_DATA EXCERPTS_
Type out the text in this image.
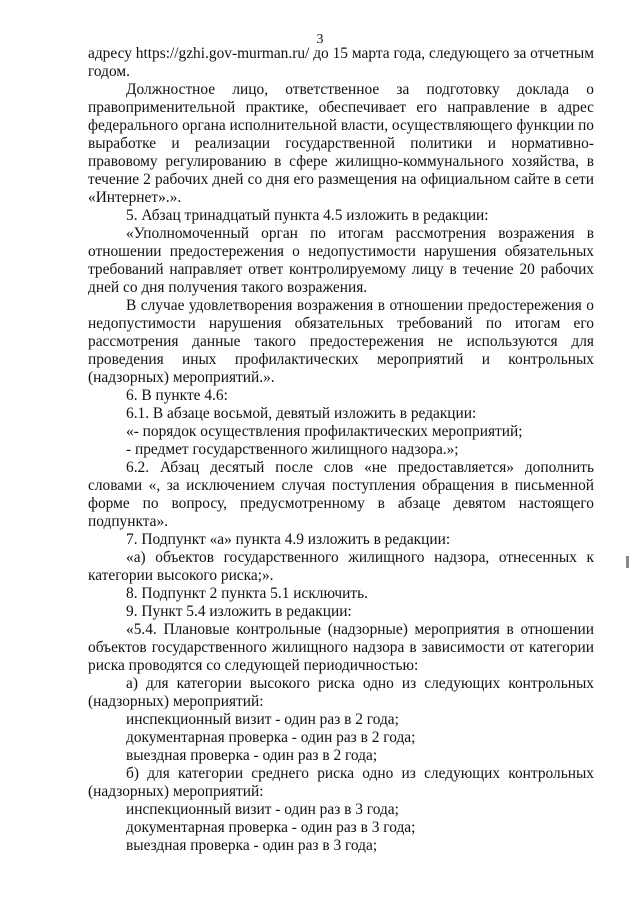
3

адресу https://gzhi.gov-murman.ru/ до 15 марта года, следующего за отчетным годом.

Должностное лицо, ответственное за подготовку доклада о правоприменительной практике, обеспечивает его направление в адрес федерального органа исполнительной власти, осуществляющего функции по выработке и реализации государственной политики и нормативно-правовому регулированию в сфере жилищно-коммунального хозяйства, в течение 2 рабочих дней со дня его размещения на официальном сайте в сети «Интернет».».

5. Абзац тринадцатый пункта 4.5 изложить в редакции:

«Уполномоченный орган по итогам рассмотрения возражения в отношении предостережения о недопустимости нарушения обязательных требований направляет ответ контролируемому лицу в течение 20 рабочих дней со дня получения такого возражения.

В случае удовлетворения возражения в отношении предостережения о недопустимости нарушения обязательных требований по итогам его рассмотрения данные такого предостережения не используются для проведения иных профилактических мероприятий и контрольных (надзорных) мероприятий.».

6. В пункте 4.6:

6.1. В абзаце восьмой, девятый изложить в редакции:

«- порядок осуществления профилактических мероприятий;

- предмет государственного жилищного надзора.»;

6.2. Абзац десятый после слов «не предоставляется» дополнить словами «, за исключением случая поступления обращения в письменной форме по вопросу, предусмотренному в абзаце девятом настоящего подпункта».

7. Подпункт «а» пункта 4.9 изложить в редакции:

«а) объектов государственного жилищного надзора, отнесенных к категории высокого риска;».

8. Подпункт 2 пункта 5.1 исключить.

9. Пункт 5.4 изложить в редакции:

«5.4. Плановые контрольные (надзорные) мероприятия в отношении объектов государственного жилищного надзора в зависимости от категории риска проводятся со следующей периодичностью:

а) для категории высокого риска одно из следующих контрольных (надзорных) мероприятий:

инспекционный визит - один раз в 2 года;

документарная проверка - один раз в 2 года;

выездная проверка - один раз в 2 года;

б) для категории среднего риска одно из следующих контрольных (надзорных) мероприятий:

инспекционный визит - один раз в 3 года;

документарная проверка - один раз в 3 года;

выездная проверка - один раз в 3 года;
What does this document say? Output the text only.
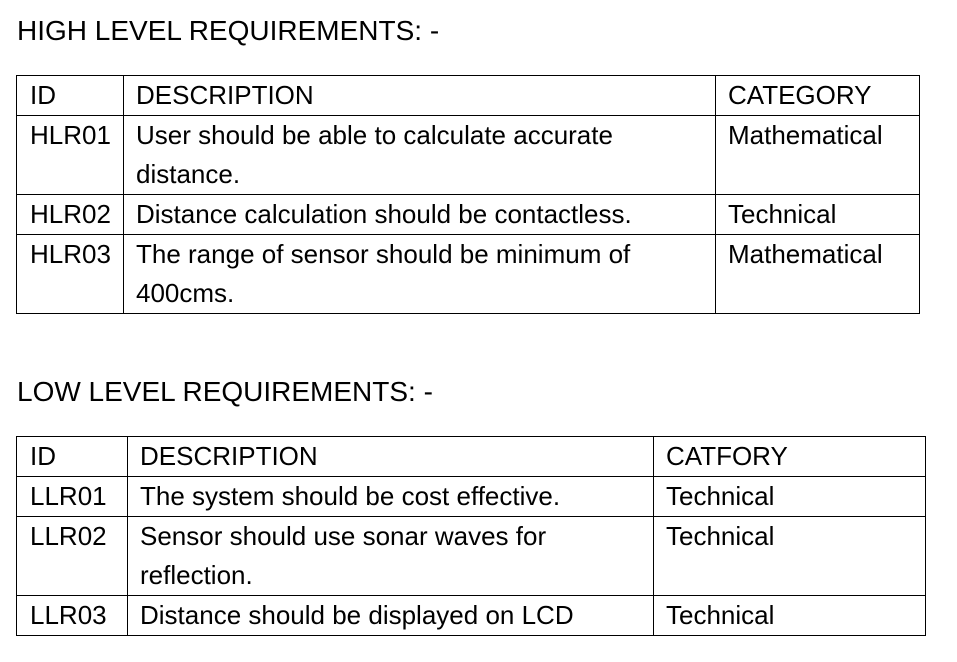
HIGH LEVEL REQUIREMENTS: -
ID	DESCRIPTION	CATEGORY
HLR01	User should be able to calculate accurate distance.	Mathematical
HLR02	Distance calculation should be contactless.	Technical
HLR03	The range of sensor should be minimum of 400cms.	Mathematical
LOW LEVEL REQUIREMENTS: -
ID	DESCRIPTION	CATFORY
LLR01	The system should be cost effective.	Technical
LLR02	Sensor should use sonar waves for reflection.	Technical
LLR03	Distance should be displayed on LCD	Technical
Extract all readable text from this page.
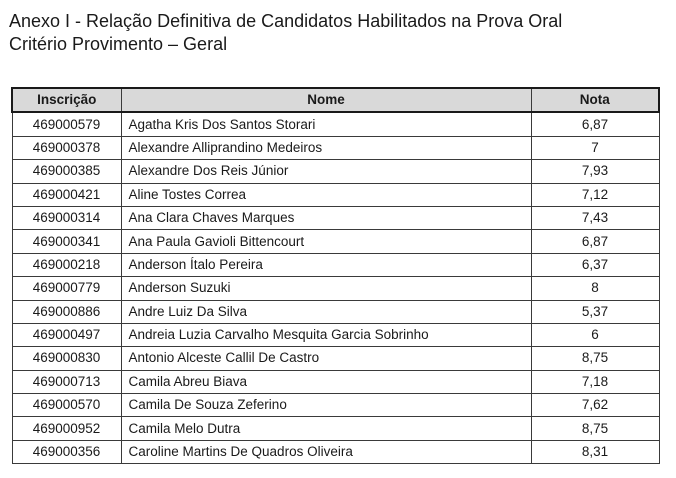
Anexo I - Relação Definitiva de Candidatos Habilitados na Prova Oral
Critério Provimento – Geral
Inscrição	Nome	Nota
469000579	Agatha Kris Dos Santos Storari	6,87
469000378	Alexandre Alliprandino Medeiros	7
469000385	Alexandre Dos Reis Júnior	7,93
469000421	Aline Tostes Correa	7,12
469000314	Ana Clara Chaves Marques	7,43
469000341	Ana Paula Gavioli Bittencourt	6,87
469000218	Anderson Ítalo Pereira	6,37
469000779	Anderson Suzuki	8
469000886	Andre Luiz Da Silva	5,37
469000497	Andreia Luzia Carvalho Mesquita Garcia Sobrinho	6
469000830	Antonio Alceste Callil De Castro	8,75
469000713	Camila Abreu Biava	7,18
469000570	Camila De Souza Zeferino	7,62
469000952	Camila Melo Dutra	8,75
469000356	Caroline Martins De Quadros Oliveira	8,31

_AIM_
Look above for every line with the word "объектов" and copy it.

_WRITTEN REPLY_
«а) объектов государственного жилищного надзора, отнесенных к категории высокого риска;».
«5.4. Плановые контрольные (надзорные) мероприятия в отношении объектов государственного жилищного надзора в зависимости от категории риска проводятся со следующей периодичностью:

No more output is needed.